Stored data entries
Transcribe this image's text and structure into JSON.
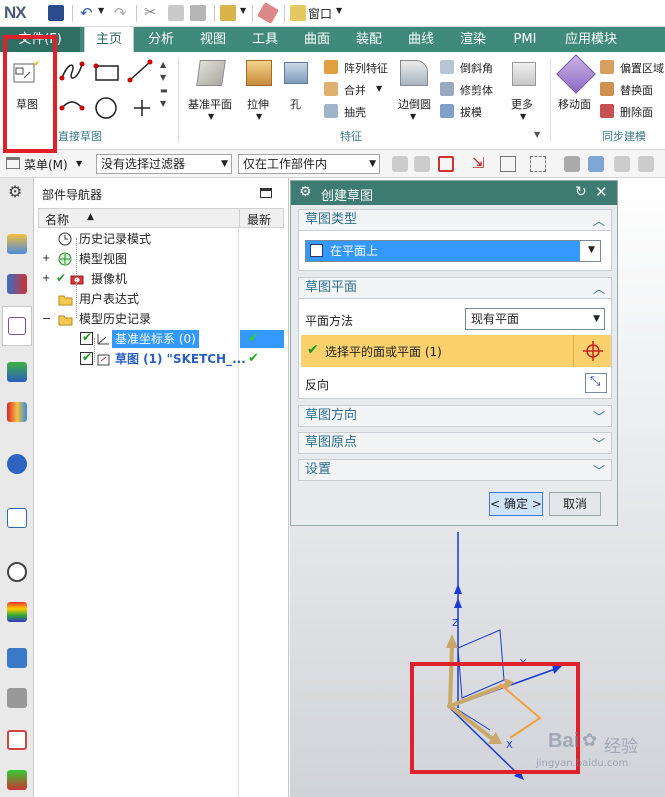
{
  "app": {
    "logo": "NX",
    "window_menu": "窗口"
  },
  "tabs": [
    "文件(F)",
    "主页",
    "分析",
    "视图",
    "工具",
    "曲面",
    "装配",
    "曲线",
    "渲染",
    "PMI",
    "应用模块"
  ],
  "ribbon": {
    "sketch": "草图",
    "direct_sketch_group": "直接草图",
    "datum_plane": "基准平面",
    "extrude": "拉伸",
    "hole": "孔",
    "pattern_feature": "阵列特征",
    "unite": "合并",
    "shell": "抽壳",
    "edge_blend": "边倒圆",
    "chamfer": "倒斜角",
    "trim_body": "修剪体",
    "draft": "拔模",
    "more": "更多",
    "feature_group": "特征",
    "move_face": "移动面",
    "offset_region": "偏置区域",
    "replace_face": "替换面",
    "delete_face": "删除面",
    "sync_group": "同步建模"
  },
  "cmdbar": {
    "menu": "菜单(M)",
    "filter": "没有选择过滤器",
    "scope": "仅在工作部件内"
  },
  "navigator": {
    "title": "部件导航器",
    "col_name": "名称",
    "col_latest": "最新",
    "rows": [
      {
        "label": "历史记录模式"
      },
      {
        "label": "模型视图"
      },
      {
        "label": "摄像机"
      },
      {
        "label": "用户表达式"
      },
      {
        "label": "模型历史记录"
      },
      {
        "label": "基准坐标系 (0)"
      },
      {
        "label": "草图 (1) \"SKETCH_..."
      }
    ]
  },
  "dialog": {
    "title": "创建草图",
    "sec_type": "草图类型",
    "type_value": "在平面上",
    "sec_plane": "草图平面",
    "plane_method_label": "平面方法",
    "plane_method_value": "现有平面",
    "select_plane": "选择平的面或平面 (1)",
    "reverse": "反向",
    "sec_orientation": "草图方向",
    "sec_origin": "草图原点",
    "sec_settings": "设置",
    "ok": "< 确定 >",
    "cancel": "取消"
  },
  "axes": {
    "z": "Z",
    "y": "Y",
    "x": "X"
  },
  "watermark": {
    "brand": "Bai",
    "suffix": "经验",
    "url": "jingyan.baidu.com"
  },
  "colors": {
    "accent": "#3f8a7a",
    "selection": "#3399ff",
    "highlight": "#fad16d",
    "annotation": "#e0202a",
    "axis": "#1a3ad0",
    "csys": "#c9a86a"
  }
}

TASK OBJECTIVE:
Reproduce the listing word for word and omit its pictures.

TASK ANSWER:
Transcribe this image's text and structure into JSON.
{
  "app": {
    "logo": "NX",
    "window_menu": "窗口"
  },
  "tabs": [
    "文件(F)",
    "主页",
    "分析",
    "视图",
    "工具",
    "曲面",
    "装配",
    "曲线",
    "渲染",
    "PMI",
    "应用模块"
  ],
  "ribbon": {
    "sketch": "草图",
    "direct_sketch_group": "直接草图",
    "datum_plane": "基准平面",
    "extrude": "拉伸",
    "hole": "孔",
    "pattern_feature": "阵列特征",
    "unite": "合并",
    "shell": "抽壳",
    "edge_blend": "边倒圆",
    "chamfer": "倒斜角",
    "trim_body": "修剪体",
    "draft": "拔模",
    "more": "更多",
    "feature_group": "特征",
    "move_face": "移动面",
    "offset_region": "偏置区域",
    "replace_face": "替换面",
    "delete_face": "删除面",
    "sync_group": "同步建模"
  },
  "cmdbar": {
    "menu": "菜单(M)",
    "filter": "没有选择过滤器",
    "scope": "仅在工作部件内"
  },
  "navigator": {
    "title": "部件导航器",
    "col_name": "名称",
    "col_latest": "最新",
    "rows": [
      {
        "label": "历史记录模式"
      },
      {
        "label": "模型视图"
      },
      {
        "label": "摄像机"
      },
      {
        "label": "用户表达式"
      },
      {
        "label": "模型历史记录"
      },
      {
        "label": "基准坐标系 (0)"
      },
      {
        "label": "草图 (1) \"SKETCH_..."
      }
    ]
  },
  "dialog": {
    "title": "创建草图",
    "sec_type": "草图类型",
    "type_value": "在平面上",
    "sec_plane": "草图平面",
    "plane_method_label": "平面方法",
    "plane_method_value": "现有平面",
    "select_plane": "选择平的面或平面 (1)",
    "reverse": "反向",
    "sec_orientation": "草图方向",
    "sec_origin": "草图原点",
    "sec_settings": "设置",
    "ok": "< 确定 >",
    "cancel": "取消"
  },
  "axes": {
    "z": "Z",
    "y": "Y",
    "x": "X"
  },
  "watermark": {
    "brand": "Bai",
    "suffix": "经验",
    "url": "jingyan.baidu.com"
  },
  "colors": {
    "accent": "#3f8a7a",
    "selection": "#3399ff",
    "highlight": "#fad16d",
    "annotation": "#e0202a",
    "axis": "#1a3ad0",
    "csys": "#c9a86a"
  }
}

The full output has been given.